#### Provided material

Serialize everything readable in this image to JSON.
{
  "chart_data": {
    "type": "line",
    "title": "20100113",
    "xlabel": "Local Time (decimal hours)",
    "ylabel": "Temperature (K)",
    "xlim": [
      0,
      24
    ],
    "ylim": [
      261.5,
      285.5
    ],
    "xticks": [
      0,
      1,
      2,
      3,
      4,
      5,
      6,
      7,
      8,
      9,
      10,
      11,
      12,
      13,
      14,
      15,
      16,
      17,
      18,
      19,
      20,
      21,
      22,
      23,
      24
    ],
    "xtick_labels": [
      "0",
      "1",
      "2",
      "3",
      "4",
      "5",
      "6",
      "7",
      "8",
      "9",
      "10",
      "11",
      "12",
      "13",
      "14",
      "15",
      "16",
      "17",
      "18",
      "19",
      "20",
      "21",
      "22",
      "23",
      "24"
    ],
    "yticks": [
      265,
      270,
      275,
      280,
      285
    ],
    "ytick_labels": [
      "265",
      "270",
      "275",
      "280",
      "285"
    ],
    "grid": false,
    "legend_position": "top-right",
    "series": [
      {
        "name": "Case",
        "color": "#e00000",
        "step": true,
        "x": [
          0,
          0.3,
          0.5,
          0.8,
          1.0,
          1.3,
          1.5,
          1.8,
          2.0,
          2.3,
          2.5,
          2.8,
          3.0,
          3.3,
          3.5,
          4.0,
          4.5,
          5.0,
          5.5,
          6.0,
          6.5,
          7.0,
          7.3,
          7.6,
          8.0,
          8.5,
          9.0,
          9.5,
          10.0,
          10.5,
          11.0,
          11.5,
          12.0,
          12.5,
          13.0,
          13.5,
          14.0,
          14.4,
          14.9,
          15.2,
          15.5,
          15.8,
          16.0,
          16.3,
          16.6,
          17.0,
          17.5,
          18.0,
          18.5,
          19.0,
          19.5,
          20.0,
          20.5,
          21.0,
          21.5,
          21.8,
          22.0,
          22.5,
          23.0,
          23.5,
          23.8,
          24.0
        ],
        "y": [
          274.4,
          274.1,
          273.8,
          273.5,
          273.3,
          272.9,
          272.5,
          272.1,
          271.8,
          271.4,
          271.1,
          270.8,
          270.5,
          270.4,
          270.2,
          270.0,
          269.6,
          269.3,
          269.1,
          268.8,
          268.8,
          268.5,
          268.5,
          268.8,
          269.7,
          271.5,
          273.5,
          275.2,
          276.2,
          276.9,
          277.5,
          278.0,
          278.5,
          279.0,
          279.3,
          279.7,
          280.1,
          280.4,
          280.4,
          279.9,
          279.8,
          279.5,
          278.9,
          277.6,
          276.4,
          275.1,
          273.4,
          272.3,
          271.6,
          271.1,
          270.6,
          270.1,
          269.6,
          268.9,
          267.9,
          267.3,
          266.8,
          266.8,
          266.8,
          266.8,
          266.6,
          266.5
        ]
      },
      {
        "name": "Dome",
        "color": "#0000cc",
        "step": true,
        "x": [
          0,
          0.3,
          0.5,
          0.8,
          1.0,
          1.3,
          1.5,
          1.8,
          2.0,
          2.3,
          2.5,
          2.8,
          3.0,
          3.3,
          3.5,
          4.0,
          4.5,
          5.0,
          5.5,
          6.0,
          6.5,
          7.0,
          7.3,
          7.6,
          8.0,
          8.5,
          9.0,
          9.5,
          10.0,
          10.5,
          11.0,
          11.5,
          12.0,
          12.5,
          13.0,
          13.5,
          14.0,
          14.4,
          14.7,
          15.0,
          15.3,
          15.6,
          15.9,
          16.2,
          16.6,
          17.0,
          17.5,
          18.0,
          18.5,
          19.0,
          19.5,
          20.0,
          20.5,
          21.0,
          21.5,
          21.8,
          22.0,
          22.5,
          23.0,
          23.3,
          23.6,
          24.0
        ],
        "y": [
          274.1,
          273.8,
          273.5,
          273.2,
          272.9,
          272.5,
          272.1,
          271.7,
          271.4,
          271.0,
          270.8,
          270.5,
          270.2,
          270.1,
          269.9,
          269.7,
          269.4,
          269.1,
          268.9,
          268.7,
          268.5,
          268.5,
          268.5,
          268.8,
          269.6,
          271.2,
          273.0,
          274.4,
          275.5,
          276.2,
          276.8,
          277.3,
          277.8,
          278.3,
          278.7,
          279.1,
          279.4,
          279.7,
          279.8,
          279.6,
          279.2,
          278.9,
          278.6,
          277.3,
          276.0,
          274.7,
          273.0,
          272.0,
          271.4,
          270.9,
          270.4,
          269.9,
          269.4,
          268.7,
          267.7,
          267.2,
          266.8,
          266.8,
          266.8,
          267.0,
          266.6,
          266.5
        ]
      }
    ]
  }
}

########

__Short task__
Extract all the material, leaving every line as it is.

__Task answer__
Serialize everything readable in this image to JSON.
{
  "chart_data": {
    "type": "line",
    "title": "20100113",
    "xlabel": "Local Time (decimal hours)",
    "ylabel": "Temperature (K)",
    "xlim": [
      0,
      24
    ],
    "ylim": [
      261.5,
      285.5
    ],
    "xticks": [
      0,
      1,
      2,
      3,
      4,
      5,
      6,
      7,
      8,
      9,
      10,
      11,
      12,
      13,
      14,
      15,
      16,
      17,
      18,
      19,
      20,
      21,
      22,
      23,
      24
    ],
    "xtick_labels": [
      "0",
      "1",
      "2",
      "3",
      "4",
      "5",
      "6",
      "7",
      "8",
      "9",
      "10",
      "11",
      "12",
      "13",
      "14",
      "15",
      "16",
      "17",
      "18",
      "19",
      "20",
      "21",
      "22",
      "23",
      "24"
    ],
    "yticks": [
      265,
      270,
      275,
      280,
      285
    ],
    "ytick_labels": [
      "265",
      "270",
      "275",
      "280",
      "285"
    ],
    "grid": false,
    "legend_position": "top-right",
    "series": [
      {
        "name": "Case",
        "color": "#e00000",
        "step": true,
        "x": [
          0,
          0.3,
          0.5,
          0.8,
          1.0,
          1.3,
          1.5,
          1.8,
          2.0,
          2.3,
          2.5,
          2.8,
          3.0,
          3.3,
          3.5,
          4.0,
          4.5,
          5.0,
          5.5,
          6.0,
          6.5,
          7.0,
          7.3,
          7.6,
          8.0,
          8.5,
          9.0,
          9.5,
          10.0,
          10.5,
          11.0,
          11.5,
          12.0,
          12.5,
          13.0,
          13.5,
          14.0,
          14.4,
          14.9,
          15.2,
          15.5,
          15.8,
          16.0,
          16.3,
          16.6,
          17.0,
          17.5,
          18.0,
          18.5,
          19.0,
          19.5,
          20.0,
          20.5,
          21.0,
          21.5,
          21.8,
          22.0,
          22.5,
          23.0,
          23.5,
          23.8,
          24.0
        ],
        "y": [
          274.4,
          274.1,
          273.8,
          273.5,
          273.3,
          272.9,
          272.5,
          272.1,
          271.8,
          271.4,
          271.1,
          270.8,
          270.5,
          270.4,
          270.2,
          270.0,
          269.6,
          269.3,
          269.1,
          268.8,
          268.8,
          268.5,
          268.5,
          268.8,
          269.7,
          271.5,
          273.5,
          275.2,
          276.2,
          276.9,
          277.5,
          278.0,
          278.5,
          279.0,
          279.3,
          279.7,
          280.1,
          280.4,
          280.4,
          279.9,
          279.8,
          279.5,
          278.9,
          277.6,
          276.4,
          275.1,
          273.4,
          272.3,
          271.6,
          271.1,
          270.6,
          270.1,
          269.6,
          268.9,
          267.9,
          267.3,
          266.8,
          266.8,
          266.8,
          266.8,
          266.6,
          266.5
        ]
      },
      {
        "name": "Dome",
        "color": "#0000cc",
        "step": true,
        "x": [
          0,
          0.3,
          0.5,
          0.8,
          1.0,
          1.3,
          1.5,
          1.8,
          2.0,
          2.3,
          2.5,
          2.8,
          3.0,
          3.3,
          3.5,
          4.0,
          4.5,
          5.0,
          5.5,
          6.0,
          6.5,
          7.0,
          7.3,
          7.6,
          8.0,
          8.5,
          9.0,
          9.5,
          10.0,
          10.5,
          11.0,
          11.5,
          12.0,
          12.5,
          13.0,
          13.5,
          14.0,
          14.4,
          14.7,
          15.0,
          15.3,
          15.6,
          15.9,
          16.2,
          16.6,
          17.0,
          17.5,
          18.0,
          18.5,
          19.0,
          19.5,
          20.0,
          20.5,
          21.0,
          21.5,
          21.8,
          22.0,
          22.5,
          23.0,
          23.3,
          23.6,
          24.0
        ],
        "y": [
          274.1,
          273.8,
          273.5,
          273.2,
          272.9,
          272.5,
          272.1,
          271.7,
          271.4,
          271.0,
          270.8,
          270.5,
          270.2,
          270.1,
          269.9,
          269.7,
          269.4,
          269.1,
          268.9,
          268.7,
          268.5,
          268.5,
          268.5,
          268.8,
          269.6,
          271.2,
          273.0,
          274.4,
          275.5,
          276.2,
          276.8,
          277.3,
          277.8,
          278.3,
          278.7,
          279.1,
          279.4,
          279.7,
          279.8,
          279.6,
          279.2,
          278.9,
          278.6,
          277.3,
          276.0,
          274.7,
          273.0,
          272.0,
          271.4,
          270.9,
          270.4,
          269.9,
          269.4,
          268.7,
          267.7,
          267.2,
          266.8,
          266.8,
          266.8,
          267.0,
          266.6,
          266.5
        ]
      }
    ]
  }
}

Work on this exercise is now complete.